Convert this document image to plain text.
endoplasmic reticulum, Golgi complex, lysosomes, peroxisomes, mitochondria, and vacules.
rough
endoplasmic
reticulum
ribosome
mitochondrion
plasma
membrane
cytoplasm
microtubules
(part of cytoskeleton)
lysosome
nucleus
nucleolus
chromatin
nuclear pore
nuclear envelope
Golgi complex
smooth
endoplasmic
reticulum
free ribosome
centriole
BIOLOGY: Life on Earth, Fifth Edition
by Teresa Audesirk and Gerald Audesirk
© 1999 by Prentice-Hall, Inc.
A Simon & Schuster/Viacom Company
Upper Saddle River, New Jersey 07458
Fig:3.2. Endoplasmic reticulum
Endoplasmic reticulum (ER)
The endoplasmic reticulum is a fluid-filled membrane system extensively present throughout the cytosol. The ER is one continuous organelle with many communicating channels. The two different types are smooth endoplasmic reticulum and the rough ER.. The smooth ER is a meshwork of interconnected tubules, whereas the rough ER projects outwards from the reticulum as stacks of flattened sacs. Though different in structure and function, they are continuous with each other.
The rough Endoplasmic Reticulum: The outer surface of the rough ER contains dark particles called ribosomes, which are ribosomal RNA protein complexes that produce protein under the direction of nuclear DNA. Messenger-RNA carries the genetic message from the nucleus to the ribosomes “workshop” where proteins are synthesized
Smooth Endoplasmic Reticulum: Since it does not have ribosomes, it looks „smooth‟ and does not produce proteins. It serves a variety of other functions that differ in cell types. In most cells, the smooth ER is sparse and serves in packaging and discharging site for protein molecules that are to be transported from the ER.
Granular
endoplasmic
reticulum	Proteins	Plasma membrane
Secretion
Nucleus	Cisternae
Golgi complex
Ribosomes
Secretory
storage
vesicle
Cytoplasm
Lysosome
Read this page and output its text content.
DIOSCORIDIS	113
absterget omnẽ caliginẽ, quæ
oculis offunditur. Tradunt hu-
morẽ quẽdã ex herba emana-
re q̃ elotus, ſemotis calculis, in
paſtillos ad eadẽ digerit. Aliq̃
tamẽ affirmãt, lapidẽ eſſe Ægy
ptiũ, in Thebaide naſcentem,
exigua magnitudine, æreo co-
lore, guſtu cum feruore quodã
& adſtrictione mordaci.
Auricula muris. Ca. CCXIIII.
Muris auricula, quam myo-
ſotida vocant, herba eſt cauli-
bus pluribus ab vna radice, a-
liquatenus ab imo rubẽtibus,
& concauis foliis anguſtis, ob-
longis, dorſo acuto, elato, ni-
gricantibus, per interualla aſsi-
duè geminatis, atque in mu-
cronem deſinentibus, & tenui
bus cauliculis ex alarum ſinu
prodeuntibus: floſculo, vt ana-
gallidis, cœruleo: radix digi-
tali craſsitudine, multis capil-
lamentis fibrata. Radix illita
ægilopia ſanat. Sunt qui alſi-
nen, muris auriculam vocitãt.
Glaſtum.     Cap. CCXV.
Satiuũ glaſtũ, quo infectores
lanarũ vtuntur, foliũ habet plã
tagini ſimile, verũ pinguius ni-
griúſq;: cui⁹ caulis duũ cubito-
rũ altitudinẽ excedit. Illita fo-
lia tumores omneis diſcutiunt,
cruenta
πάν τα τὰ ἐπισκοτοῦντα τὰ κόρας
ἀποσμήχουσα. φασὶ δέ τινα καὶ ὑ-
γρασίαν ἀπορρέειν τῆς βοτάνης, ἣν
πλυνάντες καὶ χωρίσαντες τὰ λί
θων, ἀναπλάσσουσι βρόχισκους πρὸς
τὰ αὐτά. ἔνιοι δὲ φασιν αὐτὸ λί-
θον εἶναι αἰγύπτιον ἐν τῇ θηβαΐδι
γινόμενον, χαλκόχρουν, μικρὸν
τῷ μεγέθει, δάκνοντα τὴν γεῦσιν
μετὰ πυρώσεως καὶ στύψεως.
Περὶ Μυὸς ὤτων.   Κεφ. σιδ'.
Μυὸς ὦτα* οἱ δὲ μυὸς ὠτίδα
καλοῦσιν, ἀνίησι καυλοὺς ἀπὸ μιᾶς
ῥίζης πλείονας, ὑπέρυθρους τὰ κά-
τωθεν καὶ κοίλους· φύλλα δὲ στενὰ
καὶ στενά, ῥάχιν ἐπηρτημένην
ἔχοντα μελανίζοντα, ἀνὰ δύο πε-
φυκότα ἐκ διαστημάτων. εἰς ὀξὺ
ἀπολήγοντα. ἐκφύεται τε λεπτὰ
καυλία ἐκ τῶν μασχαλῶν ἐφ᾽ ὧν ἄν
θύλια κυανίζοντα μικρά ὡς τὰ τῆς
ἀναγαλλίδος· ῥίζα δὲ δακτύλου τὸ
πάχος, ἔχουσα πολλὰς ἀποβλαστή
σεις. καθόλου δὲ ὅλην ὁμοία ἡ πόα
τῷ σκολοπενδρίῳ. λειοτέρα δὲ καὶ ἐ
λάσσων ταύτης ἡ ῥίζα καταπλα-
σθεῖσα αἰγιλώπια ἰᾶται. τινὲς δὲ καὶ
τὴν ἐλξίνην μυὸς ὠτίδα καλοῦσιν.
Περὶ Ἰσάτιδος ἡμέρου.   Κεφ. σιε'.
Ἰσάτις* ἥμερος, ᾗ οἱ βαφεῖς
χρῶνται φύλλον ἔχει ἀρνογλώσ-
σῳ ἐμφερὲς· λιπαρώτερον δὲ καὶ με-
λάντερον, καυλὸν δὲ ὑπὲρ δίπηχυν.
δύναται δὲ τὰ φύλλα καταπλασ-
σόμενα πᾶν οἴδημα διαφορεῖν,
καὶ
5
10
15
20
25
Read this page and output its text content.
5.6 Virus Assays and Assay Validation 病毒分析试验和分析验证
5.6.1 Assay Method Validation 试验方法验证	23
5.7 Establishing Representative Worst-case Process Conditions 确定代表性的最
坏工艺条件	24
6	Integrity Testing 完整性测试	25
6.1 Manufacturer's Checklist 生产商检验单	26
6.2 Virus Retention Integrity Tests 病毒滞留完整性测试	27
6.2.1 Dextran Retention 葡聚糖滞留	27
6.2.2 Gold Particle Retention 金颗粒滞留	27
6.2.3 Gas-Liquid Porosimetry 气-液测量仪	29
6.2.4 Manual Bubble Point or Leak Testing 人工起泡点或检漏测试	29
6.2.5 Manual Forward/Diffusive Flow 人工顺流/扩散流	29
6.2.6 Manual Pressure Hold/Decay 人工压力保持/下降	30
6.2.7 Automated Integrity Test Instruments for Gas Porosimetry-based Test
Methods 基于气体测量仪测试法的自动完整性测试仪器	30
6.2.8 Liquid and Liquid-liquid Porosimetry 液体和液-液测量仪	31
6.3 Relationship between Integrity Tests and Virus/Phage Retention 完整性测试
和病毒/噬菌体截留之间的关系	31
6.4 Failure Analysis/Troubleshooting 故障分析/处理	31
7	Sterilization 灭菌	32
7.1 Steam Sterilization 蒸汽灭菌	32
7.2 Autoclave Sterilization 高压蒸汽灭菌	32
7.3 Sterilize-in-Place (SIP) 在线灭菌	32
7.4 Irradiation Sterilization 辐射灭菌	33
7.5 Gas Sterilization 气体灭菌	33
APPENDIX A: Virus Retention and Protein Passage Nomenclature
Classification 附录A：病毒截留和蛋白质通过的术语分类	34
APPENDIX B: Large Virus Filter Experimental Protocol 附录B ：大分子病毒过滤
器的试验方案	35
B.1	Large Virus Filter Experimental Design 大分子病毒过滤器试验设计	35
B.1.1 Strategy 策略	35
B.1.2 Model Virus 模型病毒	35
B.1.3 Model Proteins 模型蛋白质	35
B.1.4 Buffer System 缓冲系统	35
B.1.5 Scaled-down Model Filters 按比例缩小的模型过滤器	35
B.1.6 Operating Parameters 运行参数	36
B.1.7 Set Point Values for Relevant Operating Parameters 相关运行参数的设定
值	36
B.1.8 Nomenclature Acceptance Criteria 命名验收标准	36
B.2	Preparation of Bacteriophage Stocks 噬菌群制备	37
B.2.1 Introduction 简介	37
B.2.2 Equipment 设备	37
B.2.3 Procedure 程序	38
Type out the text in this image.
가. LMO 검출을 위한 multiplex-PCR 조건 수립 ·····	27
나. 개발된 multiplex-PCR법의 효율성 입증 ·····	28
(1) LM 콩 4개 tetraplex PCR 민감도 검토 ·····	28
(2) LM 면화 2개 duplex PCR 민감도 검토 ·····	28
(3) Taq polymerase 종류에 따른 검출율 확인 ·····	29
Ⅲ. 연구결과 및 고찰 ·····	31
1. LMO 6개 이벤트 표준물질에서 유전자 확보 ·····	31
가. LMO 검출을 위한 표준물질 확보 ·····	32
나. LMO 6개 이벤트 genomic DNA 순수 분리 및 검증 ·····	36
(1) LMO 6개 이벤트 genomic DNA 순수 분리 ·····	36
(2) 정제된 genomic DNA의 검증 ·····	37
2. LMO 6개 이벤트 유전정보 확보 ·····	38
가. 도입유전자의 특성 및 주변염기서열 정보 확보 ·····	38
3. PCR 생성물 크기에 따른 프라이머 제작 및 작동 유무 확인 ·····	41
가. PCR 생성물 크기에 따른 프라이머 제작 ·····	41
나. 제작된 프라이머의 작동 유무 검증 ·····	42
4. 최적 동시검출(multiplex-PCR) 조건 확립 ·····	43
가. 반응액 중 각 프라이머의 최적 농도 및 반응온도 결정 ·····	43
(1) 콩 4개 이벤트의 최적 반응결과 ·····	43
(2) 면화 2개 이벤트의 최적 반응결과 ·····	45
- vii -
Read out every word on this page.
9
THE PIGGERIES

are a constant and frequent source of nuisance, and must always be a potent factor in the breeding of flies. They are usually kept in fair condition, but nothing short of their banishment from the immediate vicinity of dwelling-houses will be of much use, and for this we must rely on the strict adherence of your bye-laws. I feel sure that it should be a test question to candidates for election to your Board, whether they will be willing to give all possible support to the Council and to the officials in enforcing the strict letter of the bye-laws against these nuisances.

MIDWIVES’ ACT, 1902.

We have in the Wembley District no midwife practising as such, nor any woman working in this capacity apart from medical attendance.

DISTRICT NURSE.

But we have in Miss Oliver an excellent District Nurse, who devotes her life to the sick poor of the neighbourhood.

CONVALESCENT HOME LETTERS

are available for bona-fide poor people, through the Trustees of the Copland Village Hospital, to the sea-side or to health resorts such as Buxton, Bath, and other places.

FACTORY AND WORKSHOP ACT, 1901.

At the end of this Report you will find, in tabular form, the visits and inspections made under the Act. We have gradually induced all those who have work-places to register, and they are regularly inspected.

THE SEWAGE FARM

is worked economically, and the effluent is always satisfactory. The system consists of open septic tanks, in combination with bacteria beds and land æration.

### Required work
Count the lines in the entries that hold the word "types", and give nothing but the total.

### Output for this task
2